> [Short task A] Condense the paragraph of the post beginning "This seems to be answered on the previous page" into a short bulleted list that keeps its main facts.

> [Source]
§ §
Suggested exercises on page 350

Vasco,

I have read your post on this section and it was helpful, but I still had problems digesting some of the remainder, so here is my attempt at expanding and clarifying. The last part of subsection 3, from the top of p. 350 seemed particular hard to follow. I wondered why "all the points on the real axis are critical points as a result of crushing in the vertical direction" (line 3).

This seems to be answered on the previous page. Formula (9) "is vacuous if det[J(a)] = 0. Geometrically this means that the transformation is locally crushing at $a$; just as for analytic mappings, such a place is called a critical point." The example at the top of p. 350 is just such a nonanalytic mapping where det[J(a)] = 0. The information on critical points and degrees of crushing from p. 204 is not much help to us here, because our example $f(x+iy) = x - iy^3$ is nonanalytic.

The italicized sentence on p. 350 was hard to process.

     The critical points of an analytic mapping can be distinguished purely on the basis of topological multiplicity; those of a nonanalytic mapping cannot.
§ §
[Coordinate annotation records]
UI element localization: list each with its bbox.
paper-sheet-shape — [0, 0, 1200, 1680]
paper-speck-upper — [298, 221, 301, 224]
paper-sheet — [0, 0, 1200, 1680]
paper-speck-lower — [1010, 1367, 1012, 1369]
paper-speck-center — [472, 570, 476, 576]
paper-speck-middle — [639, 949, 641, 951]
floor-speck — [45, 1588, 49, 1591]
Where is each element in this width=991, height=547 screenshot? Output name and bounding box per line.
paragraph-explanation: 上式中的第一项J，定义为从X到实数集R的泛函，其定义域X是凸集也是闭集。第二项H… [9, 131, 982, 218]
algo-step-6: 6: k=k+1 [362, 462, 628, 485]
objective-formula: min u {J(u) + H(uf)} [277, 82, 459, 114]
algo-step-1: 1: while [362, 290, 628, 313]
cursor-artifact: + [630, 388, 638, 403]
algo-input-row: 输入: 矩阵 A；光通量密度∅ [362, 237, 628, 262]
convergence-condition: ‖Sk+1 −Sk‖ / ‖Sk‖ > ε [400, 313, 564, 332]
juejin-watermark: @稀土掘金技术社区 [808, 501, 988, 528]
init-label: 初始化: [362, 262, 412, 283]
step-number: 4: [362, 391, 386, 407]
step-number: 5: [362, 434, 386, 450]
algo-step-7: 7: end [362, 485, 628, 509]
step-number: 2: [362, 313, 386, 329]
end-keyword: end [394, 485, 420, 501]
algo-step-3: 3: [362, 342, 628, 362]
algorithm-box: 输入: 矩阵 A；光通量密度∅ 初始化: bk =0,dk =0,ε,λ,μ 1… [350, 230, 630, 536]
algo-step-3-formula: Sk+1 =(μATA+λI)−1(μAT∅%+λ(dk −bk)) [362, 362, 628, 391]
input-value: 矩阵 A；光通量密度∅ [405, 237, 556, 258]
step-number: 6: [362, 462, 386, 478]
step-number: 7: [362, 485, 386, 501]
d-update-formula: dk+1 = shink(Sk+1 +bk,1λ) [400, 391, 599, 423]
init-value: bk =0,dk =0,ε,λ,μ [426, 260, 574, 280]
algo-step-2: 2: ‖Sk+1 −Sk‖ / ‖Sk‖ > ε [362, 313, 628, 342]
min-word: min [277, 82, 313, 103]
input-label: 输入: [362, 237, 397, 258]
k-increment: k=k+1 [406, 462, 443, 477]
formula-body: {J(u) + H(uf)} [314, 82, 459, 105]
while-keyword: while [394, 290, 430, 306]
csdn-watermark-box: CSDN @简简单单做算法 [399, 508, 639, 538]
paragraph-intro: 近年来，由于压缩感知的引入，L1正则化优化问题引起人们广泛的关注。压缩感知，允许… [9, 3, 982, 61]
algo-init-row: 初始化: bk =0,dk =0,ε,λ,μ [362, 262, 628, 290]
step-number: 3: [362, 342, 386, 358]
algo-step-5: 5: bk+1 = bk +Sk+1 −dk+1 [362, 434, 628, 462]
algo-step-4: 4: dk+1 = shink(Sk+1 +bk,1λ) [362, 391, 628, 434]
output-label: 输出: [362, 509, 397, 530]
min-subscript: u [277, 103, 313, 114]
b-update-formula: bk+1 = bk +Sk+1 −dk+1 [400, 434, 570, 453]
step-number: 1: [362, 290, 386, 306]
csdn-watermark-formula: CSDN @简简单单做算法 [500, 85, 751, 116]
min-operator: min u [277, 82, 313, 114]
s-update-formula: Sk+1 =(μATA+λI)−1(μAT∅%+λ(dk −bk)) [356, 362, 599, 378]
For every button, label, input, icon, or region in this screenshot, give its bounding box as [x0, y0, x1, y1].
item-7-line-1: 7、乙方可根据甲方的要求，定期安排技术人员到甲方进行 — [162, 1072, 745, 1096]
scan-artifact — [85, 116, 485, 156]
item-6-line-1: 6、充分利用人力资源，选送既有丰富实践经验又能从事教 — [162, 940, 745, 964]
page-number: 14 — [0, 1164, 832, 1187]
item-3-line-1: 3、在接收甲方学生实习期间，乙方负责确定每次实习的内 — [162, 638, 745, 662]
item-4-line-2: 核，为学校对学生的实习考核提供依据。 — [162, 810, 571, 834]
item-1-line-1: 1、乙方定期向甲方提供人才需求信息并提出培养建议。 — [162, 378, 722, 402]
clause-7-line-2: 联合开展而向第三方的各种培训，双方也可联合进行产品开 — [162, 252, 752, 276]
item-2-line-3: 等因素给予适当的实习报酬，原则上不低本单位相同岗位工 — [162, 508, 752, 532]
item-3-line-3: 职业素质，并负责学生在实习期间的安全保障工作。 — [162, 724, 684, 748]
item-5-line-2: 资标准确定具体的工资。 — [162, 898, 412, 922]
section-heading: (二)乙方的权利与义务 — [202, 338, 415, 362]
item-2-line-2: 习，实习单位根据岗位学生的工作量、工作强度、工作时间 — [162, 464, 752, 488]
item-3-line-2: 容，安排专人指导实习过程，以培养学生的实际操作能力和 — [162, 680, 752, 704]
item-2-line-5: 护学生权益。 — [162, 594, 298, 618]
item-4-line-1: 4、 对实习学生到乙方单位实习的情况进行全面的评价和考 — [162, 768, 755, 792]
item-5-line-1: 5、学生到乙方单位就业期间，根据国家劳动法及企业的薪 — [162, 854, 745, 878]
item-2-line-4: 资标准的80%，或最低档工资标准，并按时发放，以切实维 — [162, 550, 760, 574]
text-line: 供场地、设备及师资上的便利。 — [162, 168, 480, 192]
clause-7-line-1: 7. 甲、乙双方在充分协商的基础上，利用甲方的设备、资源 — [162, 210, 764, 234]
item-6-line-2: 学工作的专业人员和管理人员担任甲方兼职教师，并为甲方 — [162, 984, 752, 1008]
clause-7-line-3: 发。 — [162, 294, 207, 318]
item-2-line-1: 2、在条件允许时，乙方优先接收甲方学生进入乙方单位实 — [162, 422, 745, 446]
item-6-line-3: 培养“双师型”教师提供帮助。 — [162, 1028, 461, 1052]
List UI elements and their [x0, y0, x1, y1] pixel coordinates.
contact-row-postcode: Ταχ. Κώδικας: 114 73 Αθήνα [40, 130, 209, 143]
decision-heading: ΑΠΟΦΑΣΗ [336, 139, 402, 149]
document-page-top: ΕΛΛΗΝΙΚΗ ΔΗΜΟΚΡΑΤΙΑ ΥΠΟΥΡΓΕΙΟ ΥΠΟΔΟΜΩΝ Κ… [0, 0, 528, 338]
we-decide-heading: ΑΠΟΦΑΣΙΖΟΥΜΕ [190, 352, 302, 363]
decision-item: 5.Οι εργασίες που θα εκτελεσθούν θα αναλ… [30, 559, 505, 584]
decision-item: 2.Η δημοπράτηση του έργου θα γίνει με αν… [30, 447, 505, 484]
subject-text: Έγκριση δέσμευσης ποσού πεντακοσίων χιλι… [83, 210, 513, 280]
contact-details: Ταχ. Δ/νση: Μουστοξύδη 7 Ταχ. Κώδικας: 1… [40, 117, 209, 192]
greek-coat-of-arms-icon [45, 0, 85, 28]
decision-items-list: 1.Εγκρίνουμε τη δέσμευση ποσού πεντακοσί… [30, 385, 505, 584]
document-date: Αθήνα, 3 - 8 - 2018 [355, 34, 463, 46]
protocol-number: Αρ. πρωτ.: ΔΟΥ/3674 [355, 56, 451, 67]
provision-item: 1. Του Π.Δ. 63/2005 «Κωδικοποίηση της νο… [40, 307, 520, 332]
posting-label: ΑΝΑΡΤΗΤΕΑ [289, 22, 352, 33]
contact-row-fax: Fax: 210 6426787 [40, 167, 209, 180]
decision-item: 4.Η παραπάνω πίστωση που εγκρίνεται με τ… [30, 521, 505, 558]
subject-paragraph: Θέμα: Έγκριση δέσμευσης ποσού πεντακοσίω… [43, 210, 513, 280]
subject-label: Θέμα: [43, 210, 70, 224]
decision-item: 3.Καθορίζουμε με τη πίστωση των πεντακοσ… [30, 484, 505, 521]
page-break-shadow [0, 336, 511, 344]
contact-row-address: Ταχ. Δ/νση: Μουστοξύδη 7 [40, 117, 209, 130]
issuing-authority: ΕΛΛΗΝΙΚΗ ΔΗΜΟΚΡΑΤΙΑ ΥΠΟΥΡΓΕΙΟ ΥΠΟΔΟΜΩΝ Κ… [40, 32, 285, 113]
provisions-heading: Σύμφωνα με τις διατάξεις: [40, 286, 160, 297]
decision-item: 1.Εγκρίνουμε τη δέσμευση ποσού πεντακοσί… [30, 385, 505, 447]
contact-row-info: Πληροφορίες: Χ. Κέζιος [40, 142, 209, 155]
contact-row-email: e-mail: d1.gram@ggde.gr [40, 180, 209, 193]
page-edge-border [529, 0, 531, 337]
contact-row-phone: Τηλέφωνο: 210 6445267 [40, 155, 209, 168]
§ §
> [Short task B] Write out the rows verbatim, from the first row through the row containing "Where is each", including both ends.

> [Full output A]
- The question is answered on the previous page: Formula (9) "is vacuous if det[J(a)] = 0," meaning the transformation is locally crushing at $a$. As with analytic mappings, such a place is called a critical point.
- The example at the top of p. 350 is a nonanalytic mapping where det[J(a)] = 0.
- The material on critical points and degrees of crushing from p. 204 is of little help here, since $f(x+iy) = x - iy^3$ is nonanalytic.

> [Full output B]
UI element localization: list each with its bbox.
paper-sheet-shape — [0, 0, 1200, 1680]
paper-speck-upper — [298, 221, 301, 224]
paper-sheet — [0, 0, 1200, 1680]
paper-speck-lower — [1010, 1367, 1012, 1369]
paper-speck-center — [472, 570, 476, 576]
paper-speck-middle — [639, 949, 641, 951]
floor-speck — [45, 1588, 49, 1591]
Where is each element in this width=991, height=547 screenshot? Output name and bounding box per line.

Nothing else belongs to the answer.